### Instructions to follow
Copy out the stretch of rows from the start of the rows through the line that contains "- base-forecast-value: 62: [286, 639, 408, 683]", keeping every line exactly as it appears.

Data extracted from a collection:
========================================

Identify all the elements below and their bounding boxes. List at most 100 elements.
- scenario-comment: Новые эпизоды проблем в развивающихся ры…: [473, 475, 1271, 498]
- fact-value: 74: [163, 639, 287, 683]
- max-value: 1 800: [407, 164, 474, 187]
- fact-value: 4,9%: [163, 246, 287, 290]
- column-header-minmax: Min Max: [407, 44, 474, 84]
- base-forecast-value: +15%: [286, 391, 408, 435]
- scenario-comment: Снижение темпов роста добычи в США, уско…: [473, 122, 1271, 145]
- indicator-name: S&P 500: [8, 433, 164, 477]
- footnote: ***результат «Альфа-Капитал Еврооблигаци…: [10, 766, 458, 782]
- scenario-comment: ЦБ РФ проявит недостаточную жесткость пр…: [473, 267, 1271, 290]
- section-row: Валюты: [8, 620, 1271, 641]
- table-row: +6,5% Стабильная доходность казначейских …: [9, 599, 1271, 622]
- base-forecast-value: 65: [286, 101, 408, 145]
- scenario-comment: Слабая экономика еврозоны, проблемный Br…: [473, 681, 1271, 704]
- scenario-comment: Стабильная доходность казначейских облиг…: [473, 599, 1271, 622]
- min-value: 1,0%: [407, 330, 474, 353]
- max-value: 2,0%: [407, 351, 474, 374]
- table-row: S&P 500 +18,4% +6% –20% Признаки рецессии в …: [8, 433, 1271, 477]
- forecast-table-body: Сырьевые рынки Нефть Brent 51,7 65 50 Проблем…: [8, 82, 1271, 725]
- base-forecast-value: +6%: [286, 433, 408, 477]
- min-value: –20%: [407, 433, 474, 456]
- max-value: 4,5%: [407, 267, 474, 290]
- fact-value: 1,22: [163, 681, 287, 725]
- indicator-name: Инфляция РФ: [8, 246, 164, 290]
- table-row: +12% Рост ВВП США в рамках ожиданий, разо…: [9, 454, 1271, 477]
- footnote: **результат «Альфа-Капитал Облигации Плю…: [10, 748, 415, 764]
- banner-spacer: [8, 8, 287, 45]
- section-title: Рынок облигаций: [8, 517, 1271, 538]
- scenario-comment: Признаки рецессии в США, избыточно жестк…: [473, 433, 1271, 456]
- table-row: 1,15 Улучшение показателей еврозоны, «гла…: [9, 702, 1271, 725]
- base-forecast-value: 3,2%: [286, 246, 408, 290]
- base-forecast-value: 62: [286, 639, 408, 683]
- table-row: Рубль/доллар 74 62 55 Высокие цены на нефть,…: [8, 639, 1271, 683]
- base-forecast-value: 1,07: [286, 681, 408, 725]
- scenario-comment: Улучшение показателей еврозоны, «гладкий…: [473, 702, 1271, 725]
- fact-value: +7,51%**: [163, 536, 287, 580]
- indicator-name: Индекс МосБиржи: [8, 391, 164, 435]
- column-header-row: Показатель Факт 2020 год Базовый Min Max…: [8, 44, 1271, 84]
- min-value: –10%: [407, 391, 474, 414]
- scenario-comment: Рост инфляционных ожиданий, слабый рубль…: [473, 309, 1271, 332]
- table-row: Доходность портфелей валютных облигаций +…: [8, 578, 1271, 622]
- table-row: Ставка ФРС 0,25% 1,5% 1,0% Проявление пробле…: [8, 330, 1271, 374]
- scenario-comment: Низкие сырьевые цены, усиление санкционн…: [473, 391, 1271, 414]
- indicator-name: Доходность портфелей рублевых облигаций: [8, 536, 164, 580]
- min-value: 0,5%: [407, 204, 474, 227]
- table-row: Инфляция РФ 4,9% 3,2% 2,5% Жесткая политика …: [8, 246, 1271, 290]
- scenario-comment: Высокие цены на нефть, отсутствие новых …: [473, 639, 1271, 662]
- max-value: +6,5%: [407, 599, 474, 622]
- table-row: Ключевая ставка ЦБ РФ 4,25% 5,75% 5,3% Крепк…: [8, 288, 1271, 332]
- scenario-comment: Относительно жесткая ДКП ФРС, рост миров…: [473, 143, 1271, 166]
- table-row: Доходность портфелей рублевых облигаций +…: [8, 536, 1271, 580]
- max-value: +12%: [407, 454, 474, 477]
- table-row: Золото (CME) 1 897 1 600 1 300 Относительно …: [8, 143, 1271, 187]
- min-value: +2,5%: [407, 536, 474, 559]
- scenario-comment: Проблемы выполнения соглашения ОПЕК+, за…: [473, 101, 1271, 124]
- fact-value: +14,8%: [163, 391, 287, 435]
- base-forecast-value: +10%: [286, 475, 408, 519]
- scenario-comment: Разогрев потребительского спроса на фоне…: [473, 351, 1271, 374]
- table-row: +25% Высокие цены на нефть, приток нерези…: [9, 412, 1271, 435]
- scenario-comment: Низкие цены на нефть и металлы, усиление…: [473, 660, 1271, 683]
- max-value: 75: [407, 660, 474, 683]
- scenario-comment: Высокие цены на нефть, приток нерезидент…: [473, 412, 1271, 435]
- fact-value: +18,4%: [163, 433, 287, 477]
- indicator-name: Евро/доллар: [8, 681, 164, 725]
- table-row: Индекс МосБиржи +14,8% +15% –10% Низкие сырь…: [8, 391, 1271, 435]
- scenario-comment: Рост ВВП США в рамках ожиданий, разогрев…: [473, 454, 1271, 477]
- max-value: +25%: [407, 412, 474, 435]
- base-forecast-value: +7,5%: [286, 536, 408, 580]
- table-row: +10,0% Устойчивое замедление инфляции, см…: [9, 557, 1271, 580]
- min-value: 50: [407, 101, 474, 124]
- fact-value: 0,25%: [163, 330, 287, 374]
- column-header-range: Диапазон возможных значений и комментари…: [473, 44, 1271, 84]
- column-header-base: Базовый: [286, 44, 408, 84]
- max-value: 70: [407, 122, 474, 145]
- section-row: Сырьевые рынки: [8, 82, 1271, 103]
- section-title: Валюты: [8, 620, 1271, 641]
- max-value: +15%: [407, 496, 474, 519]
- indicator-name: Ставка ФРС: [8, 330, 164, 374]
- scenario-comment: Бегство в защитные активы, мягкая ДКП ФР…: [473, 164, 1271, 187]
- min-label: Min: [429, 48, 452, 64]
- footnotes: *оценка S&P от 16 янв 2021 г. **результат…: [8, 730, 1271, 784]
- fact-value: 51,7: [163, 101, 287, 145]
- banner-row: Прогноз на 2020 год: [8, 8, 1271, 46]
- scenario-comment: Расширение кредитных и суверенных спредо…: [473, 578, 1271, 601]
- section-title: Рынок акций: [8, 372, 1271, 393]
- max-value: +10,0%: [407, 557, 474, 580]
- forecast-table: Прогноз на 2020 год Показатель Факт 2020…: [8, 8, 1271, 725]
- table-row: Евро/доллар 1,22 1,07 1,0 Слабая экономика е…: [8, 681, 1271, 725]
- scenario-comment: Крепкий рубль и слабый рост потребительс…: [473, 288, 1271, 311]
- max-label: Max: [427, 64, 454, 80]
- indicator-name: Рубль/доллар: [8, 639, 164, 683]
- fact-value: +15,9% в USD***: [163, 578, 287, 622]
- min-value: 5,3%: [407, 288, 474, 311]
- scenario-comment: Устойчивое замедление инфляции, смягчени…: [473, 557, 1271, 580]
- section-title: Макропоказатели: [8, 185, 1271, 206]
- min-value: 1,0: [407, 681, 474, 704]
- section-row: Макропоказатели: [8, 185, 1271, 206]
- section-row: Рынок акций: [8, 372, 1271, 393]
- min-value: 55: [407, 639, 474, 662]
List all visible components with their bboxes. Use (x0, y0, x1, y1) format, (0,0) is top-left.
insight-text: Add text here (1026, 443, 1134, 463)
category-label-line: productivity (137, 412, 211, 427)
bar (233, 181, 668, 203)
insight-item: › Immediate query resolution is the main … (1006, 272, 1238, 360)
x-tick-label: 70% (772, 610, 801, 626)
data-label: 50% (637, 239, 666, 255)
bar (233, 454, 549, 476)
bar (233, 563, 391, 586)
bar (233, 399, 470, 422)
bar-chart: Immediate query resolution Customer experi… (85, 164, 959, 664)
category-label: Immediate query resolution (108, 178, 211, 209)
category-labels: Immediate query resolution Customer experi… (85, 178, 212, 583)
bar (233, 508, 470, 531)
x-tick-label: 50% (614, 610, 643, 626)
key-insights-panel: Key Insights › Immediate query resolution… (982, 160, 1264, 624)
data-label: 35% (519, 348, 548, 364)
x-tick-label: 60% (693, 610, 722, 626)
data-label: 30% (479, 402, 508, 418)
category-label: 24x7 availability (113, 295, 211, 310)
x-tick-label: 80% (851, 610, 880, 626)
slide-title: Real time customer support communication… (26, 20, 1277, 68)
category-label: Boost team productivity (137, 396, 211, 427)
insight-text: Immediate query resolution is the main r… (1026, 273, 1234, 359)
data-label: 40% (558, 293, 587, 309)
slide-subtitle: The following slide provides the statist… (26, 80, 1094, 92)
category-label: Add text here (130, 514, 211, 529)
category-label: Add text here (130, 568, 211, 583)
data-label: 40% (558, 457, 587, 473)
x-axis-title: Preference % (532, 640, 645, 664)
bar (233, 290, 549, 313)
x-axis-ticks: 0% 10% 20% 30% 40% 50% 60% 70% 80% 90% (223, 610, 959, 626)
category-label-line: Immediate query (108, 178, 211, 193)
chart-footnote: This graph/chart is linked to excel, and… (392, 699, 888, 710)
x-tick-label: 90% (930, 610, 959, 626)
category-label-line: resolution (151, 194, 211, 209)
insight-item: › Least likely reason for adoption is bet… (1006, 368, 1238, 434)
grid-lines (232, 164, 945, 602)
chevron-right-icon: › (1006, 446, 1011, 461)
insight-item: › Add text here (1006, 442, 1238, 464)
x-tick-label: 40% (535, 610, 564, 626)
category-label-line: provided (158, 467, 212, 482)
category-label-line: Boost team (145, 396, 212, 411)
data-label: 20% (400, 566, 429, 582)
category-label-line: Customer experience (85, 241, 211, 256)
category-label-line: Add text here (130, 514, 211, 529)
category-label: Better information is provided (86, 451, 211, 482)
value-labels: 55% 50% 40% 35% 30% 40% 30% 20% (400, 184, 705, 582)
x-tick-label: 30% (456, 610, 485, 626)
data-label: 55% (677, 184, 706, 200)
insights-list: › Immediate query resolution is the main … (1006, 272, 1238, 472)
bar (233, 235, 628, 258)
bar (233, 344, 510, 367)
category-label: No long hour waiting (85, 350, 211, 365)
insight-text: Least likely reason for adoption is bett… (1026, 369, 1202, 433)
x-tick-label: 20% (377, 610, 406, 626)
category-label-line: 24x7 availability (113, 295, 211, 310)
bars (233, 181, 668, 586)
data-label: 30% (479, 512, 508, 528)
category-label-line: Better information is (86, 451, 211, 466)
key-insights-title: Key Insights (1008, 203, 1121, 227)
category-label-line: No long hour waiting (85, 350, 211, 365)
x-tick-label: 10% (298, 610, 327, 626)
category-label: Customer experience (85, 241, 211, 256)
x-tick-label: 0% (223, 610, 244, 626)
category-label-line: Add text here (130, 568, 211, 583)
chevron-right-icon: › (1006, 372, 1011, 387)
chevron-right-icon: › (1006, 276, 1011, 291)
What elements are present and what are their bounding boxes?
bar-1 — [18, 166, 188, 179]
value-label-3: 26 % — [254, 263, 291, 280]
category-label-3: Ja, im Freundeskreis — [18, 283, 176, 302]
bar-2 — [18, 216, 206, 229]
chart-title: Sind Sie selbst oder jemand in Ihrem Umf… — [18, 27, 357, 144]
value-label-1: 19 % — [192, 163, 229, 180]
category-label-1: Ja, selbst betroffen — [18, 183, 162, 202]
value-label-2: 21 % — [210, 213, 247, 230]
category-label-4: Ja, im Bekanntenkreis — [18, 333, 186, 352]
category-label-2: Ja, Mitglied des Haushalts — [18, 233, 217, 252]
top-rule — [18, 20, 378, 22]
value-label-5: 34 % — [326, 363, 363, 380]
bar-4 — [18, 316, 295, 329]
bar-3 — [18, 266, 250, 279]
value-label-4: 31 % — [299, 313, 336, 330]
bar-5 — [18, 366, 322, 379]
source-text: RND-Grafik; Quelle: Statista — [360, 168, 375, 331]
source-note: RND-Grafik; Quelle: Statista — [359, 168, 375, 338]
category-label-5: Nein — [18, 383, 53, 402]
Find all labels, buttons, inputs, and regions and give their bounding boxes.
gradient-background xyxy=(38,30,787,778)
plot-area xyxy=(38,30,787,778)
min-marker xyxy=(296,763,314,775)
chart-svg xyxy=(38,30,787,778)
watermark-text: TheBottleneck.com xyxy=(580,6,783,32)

========================================

### Answer to the problem
Identify all the elements below and their bounding boxes. List at most 100 elements.
- scenario-comment: Новые эпизоды проблем в развивающихся ры…: [473, 475, 1271, 498]
- fact-value: 74: [163, 639, 287, 683]
- max-value: 1 800: [407, 164, 474, 187]
- fact-value: 4,9%: [163, 246, 287, 290]
- column-header-minmax: Min Max: [407, 44, 474, 84]
- base-forecast-value: +15%: [286, 391, 408, 435]
- scenario-comment: Снижение темпов роста добычи в США, уско…: [473, 122, 1271, 145]
- indicator-name: S&P 500: [8, 433, 164, 477]
- footnote: ***результат «Альфа-Капитал Еврооблигаци…: [10, 766, 458, 782]
- scenario-comment: ЦБ РФ проявит недостаточную жесткость пр…: [473, 267, 1271, 290]
- section-row: Валюты: [8, 620, 1271, 641]
- table-row: +6,5% Стабильная доходность казначейских …: [9, 599, 1271, 622]
- base-forecast-value: 65: [286, 101, 408, 145]
- scenario-comment: Слабая экономика еврозоны, проблемный Br…: [473, 681, 1271, 704]
- scenario-comment: Стабильная доходность казначейских облиг…: [473, 599, 1271, 622]
- min-value: 1,0%: [407, 330, 474, 353]
- max-value: 2,0%: [407, 351, 474, 374]
- table-row: S&P 500 +18,4% +6% –20% Признаки рецессии в …: [8, 433, 1271, 477]
- forecast-table-body: Сырьевые рынки Нефть Brent 51,7 65 50 Проблем…: [8, 82, 1271, 725]
- base-forecast-value: +6%: [286, 433, 408, 477]
- min-value: –20%: [407, 433, 474, 456]
- max-value: 4,5%: [407, 267, 474, 290]
- fact-value: 1,22: [163, 681, 287, 725]
- indicator-name: Инфляция РФ: [8, 246, 164, 290]
- table-row: +12% Рост ВВП США в рамках ожиданий, разо…: [9, 454, 1271, 477]
- footnote: **результат «Альфа-Капитал Облигации Плю…: [10, 748, 415, 764]
- banner-spacer: [8, 8, 287, 45]
- section-title: Рынок облигаций: [8, 517, 1271, 538]
- scenario-comment: Признаки рецессии в США, избыточно жестк…: [473, 433, 1271, 456]
- table-row: 1,15 Улучшение показателей еврозоны, «гла…: [9, 702, 1271, 725]
- base-forecast-value: 3,2%: [286, 246, 408, 290]
- base-forecast-value: 62: [286, 639, 408, 683]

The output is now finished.